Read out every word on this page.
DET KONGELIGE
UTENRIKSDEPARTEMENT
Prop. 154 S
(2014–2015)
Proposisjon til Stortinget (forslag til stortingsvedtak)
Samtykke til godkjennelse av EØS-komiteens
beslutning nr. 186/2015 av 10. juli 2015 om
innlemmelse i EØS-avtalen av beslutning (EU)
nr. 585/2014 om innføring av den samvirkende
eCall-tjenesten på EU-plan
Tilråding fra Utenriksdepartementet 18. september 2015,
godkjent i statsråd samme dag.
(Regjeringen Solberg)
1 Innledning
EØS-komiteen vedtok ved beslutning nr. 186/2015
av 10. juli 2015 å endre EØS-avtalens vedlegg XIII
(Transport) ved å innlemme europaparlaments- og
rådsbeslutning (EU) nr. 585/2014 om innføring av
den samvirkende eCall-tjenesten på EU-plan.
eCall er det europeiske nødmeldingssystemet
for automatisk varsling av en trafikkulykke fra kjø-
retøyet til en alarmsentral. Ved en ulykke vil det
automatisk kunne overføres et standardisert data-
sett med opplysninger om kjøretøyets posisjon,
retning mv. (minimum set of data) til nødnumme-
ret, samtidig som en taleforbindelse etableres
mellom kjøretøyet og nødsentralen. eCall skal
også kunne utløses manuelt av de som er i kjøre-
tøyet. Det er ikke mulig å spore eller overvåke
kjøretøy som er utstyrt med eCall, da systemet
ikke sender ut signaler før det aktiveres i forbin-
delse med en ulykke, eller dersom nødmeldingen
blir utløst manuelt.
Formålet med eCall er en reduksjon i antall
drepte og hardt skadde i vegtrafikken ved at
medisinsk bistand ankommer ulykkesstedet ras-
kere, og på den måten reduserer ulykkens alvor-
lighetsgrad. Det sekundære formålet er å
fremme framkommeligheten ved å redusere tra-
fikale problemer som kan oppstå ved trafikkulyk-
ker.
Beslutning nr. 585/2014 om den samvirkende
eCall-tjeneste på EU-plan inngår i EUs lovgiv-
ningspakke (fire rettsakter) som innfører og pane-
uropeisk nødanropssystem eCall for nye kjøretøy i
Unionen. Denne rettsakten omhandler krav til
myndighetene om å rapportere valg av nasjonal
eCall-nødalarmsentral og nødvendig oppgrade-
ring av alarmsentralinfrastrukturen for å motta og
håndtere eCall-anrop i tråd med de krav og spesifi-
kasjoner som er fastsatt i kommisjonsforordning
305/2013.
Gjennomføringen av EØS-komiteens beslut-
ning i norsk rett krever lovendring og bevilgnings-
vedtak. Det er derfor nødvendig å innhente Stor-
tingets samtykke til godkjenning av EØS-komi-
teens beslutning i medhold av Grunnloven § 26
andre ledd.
____________________
Goal — Copy out every line of the material above that mentions the word "data".

The output —
automatisk kunne overføres et standardisert data-
retning mv. (minimum set of data) til nødnumme-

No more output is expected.